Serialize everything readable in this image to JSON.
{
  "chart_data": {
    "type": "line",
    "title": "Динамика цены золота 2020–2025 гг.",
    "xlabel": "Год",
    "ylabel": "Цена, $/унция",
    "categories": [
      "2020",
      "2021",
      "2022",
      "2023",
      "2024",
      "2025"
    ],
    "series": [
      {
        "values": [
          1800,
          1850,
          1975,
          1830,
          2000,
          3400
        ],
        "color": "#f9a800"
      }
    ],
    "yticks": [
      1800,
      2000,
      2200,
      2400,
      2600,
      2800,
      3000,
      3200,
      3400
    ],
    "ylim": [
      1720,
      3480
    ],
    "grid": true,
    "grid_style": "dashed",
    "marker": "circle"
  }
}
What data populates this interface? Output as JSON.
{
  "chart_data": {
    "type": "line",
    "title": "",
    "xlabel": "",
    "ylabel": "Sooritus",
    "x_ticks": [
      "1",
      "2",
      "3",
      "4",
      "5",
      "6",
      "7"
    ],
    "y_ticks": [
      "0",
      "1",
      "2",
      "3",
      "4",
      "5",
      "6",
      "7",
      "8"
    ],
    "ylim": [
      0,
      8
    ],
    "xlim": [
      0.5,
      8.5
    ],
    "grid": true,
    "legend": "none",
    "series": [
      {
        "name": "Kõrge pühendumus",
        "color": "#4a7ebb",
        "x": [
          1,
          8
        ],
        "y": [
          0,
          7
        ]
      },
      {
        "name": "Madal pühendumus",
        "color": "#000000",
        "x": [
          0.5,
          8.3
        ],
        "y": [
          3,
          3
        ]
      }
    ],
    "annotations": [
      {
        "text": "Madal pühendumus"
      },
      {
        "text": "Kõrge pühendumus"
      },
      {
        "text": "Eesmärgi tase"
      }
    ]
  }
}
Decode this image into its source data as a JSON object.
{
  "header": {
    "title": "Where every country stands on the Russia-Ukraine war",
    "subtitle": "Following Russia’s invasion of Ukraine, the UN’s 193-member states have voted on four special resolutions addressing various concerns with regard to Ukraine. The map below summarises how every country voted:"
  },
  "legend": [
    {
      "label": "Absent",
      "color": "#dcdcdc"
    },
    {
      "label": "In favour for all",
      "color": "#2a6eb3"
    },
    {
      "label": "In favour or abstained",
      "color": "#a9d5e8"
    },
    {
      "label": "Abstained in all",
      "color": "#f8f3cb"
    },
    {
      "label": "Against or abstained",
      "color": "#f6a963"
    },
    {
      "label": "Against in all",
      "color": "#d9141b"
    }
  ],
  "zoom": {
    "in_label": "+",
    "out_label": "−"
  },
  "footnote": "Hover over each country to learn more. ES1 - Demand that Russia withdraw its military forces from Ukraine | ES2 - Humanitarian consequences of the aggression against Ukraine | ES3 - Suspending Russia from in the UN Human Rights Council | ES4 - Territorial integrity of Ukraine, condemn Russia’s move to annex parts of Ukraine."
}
·····
**Exercise directions**:
Write out the full listing, keeping every line exactly as it is.

**Response for this exercise**:
Serialize everything readable in this image to JSON.
{
  "chart_data": {
    "type": "line",
    "title": "Динамика цены золота 2020–2025 гг.",
    "xlabel": "Год",
    "ylabel": "Цена, $/унция",
    "categories": [
      "2020",
      "2021",
      "2022",
      "2023",
      "2024",
      "2025"
    ],
    "series": [
      {
        "values": [
          1800,
          1850,
          1975,
          1830,
          2000,
          3400
        ],
        "color": "#f9a800"
      }
    ],
    "yticks": [
      1800,
      2000,
      2200,
      2400,
      2600,
      2800,
      3000,
      3200,
      3400
    ],
    "ylim": [
      1720,
      3480
    ],
    "grid": true,
    "grid_style": "dashed",
    "marker": "circle"
  }
}
What data populates this interface? Output as JSON.
{
  "chart_data": {
    "type": "line",
    "title": "",
    "xlabel": "",
    "ylabel": "Sooritus",
    "x_ticks": [
      "1",
      "2",
      "3",
      "4",
      "5",
      "6",
      "7"
    ],
    "y_ticks": [
      "0",
      "1",
      "2",
      "3",
      "4",
      "5",
      "6",
      "7",
      "8"
    ],
    "ylim": [
      0,
      8
    ],
    "xlim": [
      0.5,
      8.5
    ],
    "grid": true,
    "legend": "none",
    "series": [
      {
        "name": "Kõrge pühendumus",
        "color": "#4a7ebb",
        "x": [
          1,
          8
        ],
        "y": [
          0,
          7
        ]
      },
      {
        "name": "Madal pühendumus",
        "color": "#000000",
        "x": [
          0.5,
          8.3
        ],
        "y": [
          3,
          3
        ]
      }
    ],
    "annotations": [
      {
        "text": "Madal pühendumus"
      },
      {
        "text": "Kõrge pühendumus"
      },
      {
        "text": "Eesmärgi tase"
      }
    ]
  }
}
Decode this image into its source data as a JSON object.
{
  "header": {
    "title": "Where every country stands on the Russia-Ukraine war",
    "subtitle": "Following Russia’s invasion of Ukraine, the UN’s 193-member states have voted on four special resolutions addressing various concerns with regard to Ukraine. The map below summarises how every country voted:"
  },
  "legend": [
    {
      "label": "Absent",
      "color": "#dcdcdc"
    },
    {
      "label": "In favour for all",
      "color": "#2a6eb3"
    },
    {
      "label": "In favour or abstained",
      "color": "#a9d5e8"
    },
    {
      "label": "Abstained in all",
      "color": "#f8f3cb"
    },
    {
      "label": "Against or abstained",
      "color": "#f6a963"
    },
    {
      "label": "Against in all",
      "color": "#d9141b"
    }
  ],
  "zoom": {
    "in_label": "+",
    "out_label": "−"
  },
  "footnote": "Hover over each country to learn more. ES1 - Demand that Russia withdraw its military forces from Ukraine | ES2 - Humanitarian consequences of the aggression against Ukraine | ES3 - Suspending Russia from in the UN Human Rights Council | ES4 - Territorial integrity of Ukraine, condemn Russia’s move to annex parts of Ukraine."
}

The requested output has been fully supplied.